*STORED ROWS*:
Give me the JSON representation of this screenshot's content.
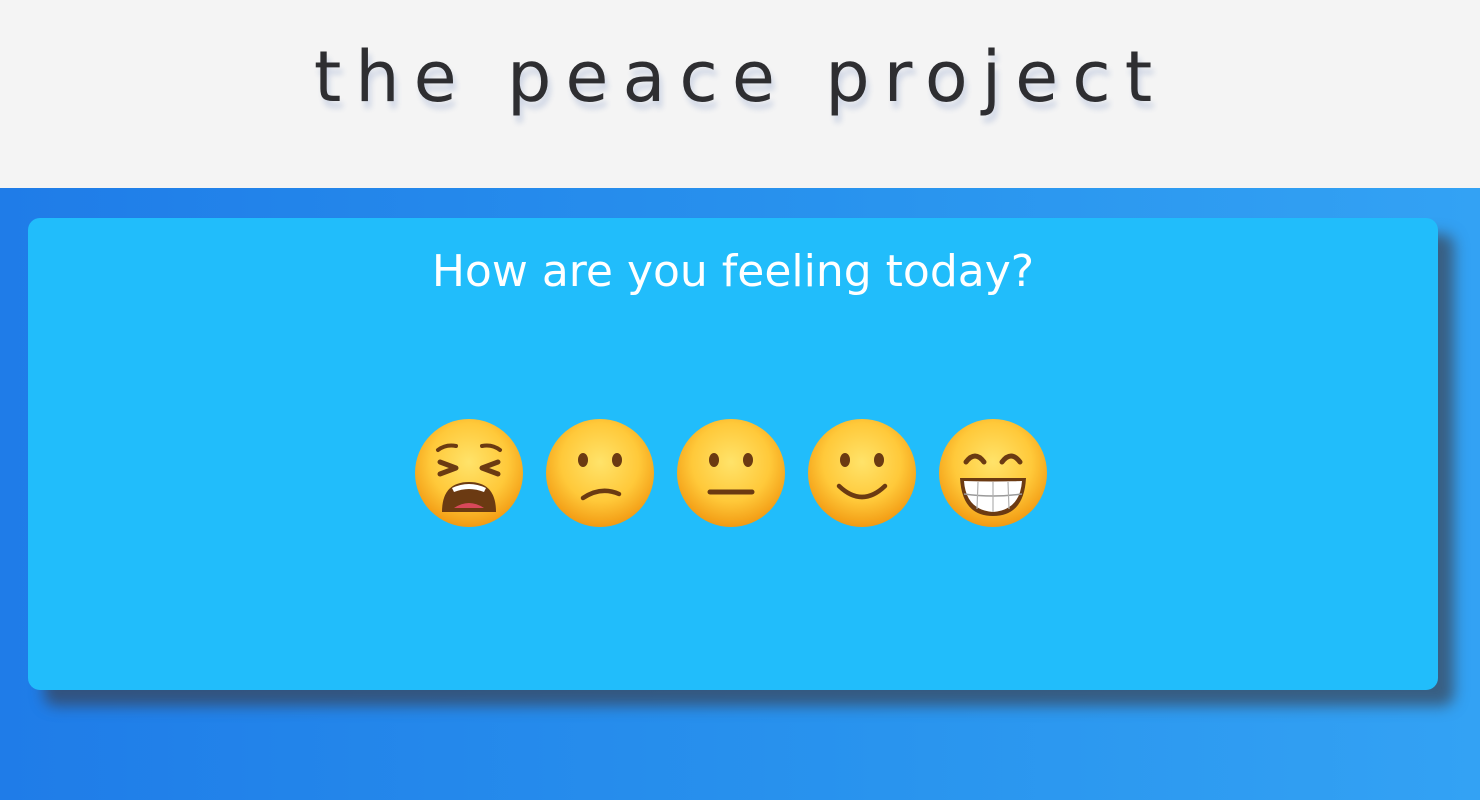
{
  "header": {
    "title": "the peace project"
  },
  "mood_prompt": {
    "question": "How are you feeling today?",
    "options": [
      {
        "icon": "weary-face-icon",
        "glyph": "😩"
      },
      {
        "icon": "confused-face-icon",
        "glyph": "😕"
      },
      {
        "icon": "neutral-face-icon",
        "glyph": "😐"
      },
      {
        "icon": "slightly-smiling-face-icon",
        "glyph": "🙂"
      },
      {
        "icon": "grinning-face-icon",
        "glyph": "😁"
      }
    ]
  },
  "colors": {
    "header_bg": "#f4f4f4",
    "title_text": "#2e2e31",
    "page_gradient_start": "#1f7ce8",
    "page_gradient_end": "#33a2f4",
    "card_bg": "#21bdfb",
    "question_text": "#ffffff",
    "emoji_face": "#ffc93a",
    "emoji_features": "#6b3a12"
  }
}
* * *
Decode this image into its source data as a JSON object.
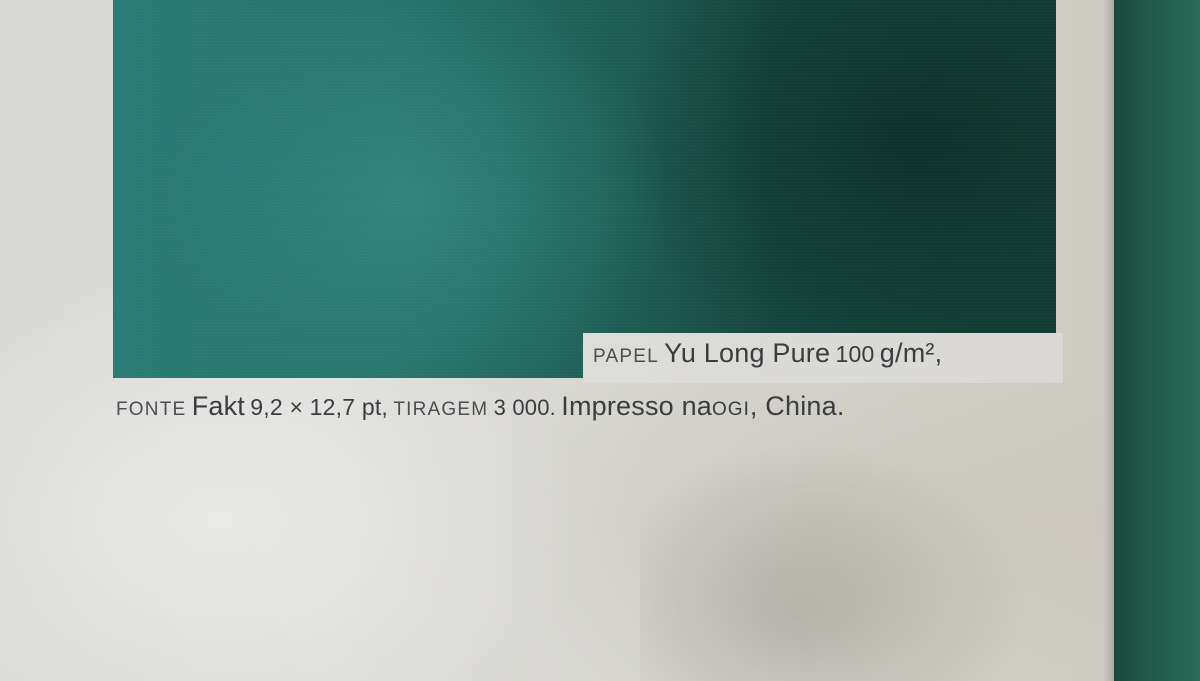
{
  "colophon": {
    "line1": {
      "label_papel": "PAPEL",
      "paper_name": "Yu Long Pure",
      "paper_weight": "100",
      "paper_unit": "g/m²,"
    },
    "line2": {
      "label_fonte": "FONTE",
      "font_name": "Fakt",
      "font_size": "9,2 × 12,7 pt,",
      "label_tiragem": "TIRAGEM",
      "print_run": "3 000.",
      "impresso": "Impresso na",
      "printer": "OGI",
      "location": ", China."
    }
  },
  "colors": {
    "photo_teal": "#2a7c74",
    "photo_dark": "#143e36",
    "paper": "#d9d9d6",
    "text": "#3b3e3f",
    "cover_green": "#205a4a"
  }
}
--
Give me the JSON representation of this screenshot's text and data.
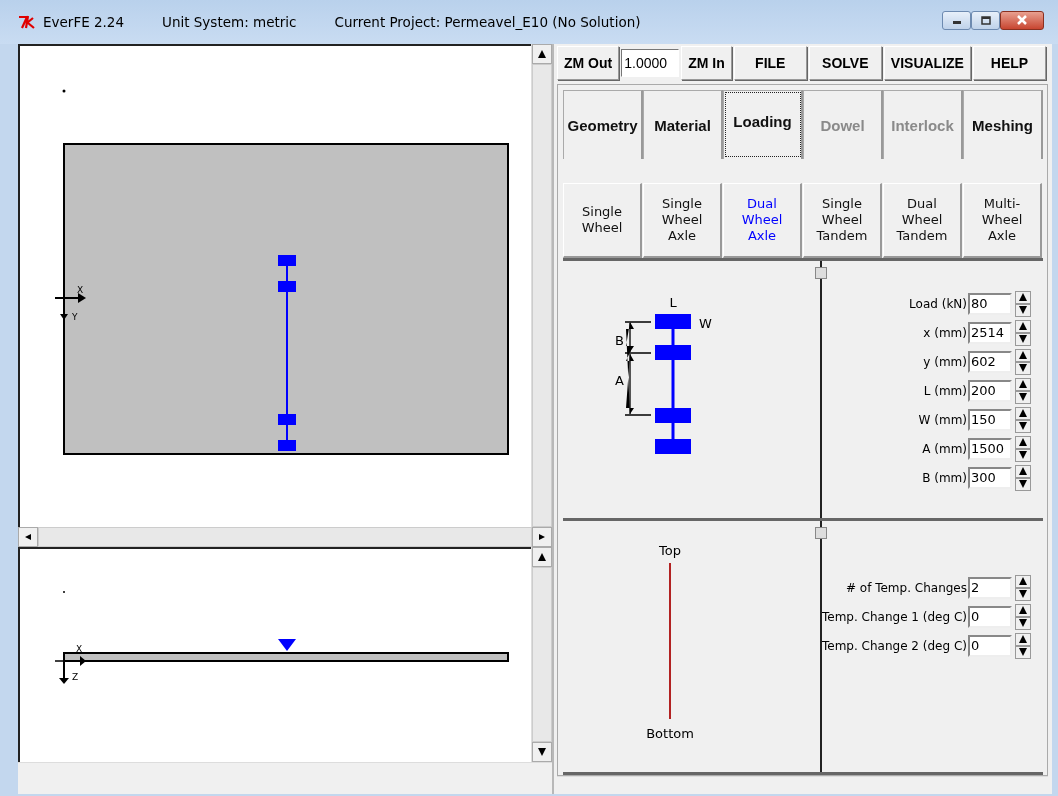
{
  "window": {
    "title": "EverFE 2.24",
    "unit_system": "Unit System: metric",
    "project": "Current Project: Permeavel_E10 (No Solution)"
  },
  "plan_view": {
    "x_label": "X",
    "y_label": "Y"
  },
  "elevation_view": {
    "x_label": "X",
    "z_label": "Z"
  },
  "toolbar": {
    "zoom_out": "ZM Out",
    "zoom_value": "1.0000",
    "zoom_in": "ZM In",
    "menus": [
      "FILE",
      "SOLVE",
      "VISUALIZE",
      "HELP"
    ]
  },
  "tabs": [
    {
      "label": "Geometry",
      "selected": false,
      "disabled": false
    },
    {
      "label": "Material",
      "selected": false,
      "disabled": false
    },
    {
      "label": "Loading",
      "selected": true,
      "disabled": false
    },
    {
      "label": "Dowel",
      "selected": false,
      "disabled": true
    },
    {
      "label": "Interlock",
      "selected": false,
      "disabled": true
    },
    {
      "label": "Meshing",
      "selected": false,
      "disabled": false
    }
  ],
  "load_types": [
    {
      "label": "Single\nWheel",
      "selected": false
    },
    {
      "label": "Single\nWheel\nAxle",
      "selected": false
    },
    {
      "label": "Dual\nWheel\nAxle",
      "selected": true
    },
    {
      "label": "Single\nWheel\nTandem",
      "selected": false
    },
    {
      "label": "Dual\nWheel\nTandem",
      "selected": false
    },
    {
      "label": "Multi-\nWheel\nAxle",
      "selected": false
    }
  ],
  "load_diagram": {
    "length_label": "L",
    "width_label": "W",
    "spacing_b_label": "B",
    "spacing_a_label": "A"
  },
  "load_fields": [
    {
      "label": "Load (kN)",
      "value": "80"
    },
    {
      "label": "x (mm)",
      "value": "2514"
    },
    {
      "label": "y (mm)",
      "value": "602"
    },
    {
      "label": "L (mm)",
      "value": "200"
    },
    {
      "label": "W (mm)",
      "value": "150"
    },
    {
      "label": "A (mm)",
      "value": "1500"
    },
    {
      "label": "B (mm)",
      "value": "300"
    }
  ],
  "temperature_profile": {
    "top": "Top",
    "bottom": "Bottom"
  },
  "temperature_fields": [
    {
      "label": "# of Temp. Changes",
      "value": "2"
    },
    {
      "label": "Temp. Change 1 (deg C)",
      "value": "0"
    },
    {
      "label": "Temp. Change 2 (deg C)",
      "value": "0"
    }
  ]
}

*EXERCISE DETAILS*:
Sift the material for lines with the string "true". Copy each one found.

*EXERCISE ANSWER*:
      "selected": true,
      "disabled": true
      "disabled": true
      "selected": true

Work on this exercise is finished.